> [Excerpt]
——

While obtaining the vital signs of a 10-year-old child who had a tonsillectomy this morning, the nurse observes the child swallowing every 2 to 3 minutes. Which assessment should the nurse implement?
- A. Inspect the posterior oropharynx.
- B. Touch the tonsillar pillars to stimulate the gag reflex.
- C. Ask the child to speak to evaluate change in voice tone.
- D. Assess for teeth clenching or grinding.
Correct Answer: A
Rationale: Frequent swallowing may indicate postoperative bleeding, so inspecting the oropharynx is critical.
The nurse is giving an intramuscular injection of an antibiotic to a 16-month-old toddler with pneumonia. The toddler does not have any known allergies and has been walking without assistance for one month. Which technique should the nurse select for administration?
- A. Give in the arm, one to 2 inches (2.5 to 5.0 cm) below the acromion process.
- B. Use a needle length of 1/2 inch (1.25 cm) to avoid deep tissue damage.
- C. Administer the injection into the middle of the lateral aspect of the thigh.
- D. Divide the gluteal area into quarters and give IM into the upper outer quadrant.
Correct Answer: C
Rationale: The lateral thigh is the recommended IM injection site for toddlers, minimizing nerve and vessel damage.

——

> [Entries provided]
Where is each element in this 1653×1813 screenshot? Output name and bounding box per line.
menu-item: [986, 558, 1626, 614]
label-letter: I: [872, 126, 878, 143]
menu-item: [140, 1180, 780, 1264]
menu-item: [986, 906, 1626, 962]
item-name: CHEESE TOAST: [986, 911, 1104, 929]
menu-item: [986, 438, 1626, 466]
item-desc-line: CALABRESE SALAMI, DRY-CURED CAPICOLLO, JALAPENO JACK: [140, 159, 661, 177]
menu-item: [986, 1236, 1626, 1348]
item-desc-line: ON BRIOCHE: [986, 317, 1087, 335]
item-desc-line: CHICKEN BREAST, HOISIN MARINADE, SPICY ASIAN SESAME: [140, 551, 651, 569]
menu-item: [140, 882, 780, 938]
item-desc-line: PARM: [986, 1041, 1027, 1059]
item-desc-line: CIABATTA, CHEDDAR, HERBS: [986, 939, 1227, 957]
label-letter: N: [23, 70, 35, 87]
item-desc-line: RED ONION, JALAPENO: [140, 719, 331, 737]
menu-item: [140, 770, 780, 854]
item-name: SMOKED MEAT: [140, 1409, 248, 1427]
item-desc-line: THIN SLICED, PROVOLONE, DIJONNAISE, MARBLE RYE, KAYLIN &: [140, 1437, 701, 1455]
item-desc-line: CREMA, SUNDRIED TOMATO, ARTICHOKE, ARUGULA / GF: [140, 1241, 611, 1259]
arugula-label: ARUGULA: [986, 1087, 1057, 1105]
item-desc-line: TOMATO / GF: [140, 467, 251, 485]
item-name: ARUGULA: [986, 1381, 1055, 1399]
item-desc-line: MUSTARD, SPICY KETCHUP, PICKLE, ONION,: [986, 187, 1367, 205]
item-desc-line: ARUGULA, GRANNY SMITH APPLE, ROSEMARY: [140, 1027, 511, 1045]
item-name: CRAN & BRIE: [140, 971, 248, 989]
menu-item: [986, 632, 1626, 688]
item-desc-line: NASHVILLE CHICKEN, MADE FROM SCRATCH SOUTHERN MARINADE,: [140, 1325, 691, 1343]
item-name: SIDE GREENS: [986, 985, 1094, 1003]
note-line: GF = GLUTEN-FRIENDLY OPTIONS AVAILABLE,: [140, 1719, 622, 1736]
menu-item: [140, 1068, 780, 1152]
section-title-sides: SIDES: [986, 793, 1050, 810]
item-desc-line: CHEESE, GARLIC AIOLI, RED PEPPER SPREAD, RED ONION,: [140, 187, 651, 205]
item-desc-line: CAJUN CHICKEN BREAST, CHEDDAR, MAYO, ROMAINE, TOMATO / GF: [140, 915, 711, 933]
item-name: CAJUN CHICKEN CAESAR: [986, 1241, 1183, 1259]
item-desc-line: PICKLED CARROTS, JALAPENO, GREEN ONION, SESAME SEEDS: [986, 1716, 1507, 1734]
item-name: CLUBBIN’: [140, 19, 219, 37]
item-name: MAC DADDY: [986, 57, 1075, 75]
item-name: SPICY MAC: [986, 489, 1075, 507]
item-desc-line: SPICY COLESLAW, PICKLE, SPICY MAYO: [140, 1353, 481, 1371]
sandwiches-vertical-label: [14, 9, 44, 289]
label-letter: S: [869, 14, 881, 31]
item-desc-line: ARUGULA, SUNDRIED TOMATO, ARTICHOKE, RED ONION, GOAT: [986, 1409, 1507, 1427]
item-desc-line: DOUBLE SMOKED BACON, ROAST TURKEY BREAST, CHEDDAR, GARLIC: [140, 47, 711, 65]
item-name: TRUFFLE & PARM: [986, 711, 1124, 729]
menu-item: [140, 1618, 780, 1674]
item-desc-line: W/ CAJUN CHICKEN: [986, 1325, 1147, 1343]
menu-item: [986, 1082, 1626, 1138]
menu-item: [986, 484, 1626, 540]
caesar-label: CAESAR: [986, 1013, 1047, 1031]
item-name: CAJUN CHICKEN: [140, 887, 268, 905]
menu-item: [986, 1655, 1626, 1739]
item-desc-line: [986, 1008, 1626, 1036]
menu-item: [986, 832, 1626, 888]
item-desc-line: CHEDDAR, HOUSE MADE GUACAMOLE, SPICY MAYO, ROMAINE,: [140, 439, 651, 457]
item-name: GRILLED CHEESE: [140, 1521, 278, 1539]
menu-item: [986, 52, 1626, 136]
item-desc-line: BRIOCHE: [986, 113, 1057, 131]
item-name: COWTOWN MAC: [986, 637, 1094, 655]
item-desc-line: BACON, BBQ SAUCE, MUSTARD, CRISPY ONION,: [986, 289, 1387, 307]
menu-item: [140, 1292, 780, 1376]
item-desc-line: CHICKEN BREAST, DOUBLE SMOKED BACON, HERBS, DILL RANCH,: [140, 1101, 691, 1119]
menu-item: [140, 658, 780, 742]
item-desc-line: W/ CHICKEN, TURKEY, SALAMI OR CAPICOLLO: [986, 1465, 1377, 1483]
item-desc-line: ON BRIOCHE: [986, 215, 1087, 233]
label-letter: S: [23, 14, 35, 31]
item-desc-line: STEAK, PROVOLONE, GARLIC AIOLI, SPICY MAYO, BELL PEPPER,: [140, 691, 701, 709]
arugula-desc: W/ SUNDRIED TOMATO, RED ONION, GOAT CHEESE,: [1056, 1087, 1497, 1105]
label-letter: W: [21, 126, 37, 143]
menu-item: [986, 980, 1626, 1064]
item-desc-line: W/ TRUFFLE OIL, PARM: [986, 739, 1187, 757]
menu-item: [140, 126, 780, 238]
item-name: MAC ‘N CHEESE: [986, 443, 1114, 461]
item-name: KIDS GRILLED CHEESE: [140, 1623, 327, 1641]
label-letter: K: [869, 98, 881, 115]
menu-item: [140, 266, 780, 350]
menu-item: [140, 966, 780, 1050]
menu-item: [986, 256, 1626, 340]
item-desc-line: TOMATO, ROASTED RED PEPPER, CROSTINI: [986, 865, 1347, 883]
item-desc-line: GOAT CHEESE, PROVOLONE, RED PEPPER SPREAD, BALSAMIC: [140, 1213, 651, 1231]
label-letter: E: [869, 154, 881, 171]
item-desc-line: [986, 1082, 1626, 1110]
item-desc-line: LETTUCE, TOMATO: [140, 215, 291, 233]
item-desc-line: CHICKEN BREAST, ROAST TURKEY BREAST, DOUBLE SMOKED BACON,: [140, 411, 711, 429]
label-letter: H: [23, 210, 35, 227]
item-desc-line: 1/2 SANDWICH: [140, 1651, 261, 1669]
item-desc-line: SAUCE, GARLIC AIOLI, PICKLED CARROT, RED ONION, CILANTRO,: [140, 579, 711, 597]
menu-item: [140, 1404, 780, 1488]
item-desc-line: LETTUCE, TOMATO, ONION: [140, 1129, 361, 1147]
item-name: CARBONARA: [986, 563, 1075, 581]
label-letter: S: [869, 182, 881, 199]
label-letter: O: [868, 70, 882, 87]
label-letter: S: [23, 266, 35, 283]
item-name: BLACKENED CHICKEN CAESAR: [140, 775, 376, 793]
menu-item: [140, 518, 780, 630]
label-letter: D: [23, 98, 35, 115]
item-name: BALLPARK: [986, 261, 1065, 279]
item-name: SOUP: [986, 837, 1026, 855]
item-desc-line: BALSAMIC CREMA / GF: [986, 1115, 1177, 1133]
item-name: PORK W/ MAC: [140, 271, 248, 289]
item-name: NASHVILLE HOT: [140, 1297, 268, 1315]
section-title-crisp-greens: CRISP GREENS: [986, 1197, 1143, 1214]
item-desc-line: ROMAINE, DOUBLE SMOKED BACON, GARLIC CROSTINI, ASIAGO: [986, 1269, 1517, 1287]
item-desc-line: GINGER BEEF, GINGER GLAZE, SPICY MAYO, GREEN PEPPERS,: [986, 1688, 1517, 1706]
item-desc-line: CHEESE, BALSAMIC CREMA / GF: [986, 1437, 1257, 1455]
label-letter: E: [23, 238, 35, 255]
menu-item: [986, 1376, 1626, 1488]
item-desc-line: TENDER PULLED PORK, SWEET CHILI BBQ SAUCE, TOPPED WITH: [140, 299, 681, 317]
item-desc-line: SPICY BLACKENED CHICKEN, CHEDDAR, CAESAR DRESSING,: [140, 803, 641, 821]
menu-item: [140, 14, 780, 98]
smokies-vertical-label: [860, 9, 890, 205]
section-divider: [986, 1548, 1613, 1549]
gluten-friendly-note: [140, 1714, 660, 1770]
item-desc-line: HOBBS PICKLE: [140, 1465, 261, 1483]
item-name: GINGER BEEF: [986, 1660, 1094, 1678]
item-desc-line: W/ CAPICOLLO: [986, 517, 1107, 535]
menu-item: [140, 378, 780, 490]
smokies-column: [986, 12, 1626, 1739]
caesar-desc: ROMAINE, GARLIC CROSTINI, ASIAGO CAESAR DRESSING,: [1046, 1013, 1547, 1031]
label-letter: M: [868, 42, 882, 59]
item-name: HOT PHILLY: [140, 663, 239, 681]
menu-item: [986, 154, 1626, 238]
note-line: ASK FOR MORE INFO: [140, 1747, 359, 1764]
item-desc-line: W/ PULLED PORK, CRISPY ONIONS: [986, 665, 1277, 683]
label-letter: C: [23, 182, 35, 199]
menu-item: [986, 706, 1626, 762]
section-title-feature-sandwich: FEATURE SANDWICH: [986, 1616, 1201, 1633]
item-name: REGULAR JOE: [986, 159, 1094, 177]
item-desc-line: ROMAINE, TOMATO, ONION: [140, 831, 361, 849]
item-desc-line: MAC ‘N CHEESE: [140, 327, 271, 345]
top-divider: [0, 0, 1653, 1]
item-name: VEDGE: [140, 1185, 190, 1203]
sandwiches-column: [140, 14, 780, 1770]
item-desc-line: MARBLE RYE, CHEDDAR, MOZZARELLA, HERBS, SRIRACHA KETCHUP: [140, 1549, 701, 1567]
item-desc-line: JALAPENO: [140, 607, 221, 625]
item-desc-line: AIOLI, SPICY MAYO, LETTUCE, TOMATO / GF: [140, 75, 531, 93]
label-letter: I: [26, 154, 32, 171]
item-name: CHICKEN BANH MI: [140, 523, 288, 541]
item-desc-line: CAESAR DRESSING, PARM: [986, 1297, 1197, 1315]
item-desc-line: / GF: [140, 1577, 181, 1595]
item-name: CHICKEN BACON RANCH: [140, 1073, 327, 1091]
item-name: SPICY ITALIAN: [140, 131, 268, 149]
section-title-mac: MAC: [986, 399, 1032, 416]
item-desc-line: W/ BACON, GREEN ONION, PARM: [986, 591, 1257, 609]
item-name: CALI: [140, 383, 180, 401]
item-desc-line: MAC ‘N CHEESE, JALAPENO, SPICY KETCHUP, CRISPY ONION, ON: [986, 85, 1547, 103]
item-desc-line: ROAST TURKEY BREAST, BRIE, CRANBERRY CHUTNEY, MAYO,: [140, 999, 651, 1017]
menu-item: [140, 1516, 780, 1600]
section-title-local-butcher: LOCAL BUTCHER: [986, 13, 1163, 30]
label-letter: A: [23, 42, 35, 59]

——

> [Description of the task]
Rewrite the paragraph in the excerpt above that begins "The nurse is giving an intramuscular injection" as a brief bulleted list that keeps its main facts.

> [The completed task]
- A nurse is giving an intramuscular antibiotic injection to a 16-month-old toddler with pneumonia.
- The toddler has no known allergies.
- The toddler has been walking without assistance for one month.
- The question is which administration technique the nurse should select.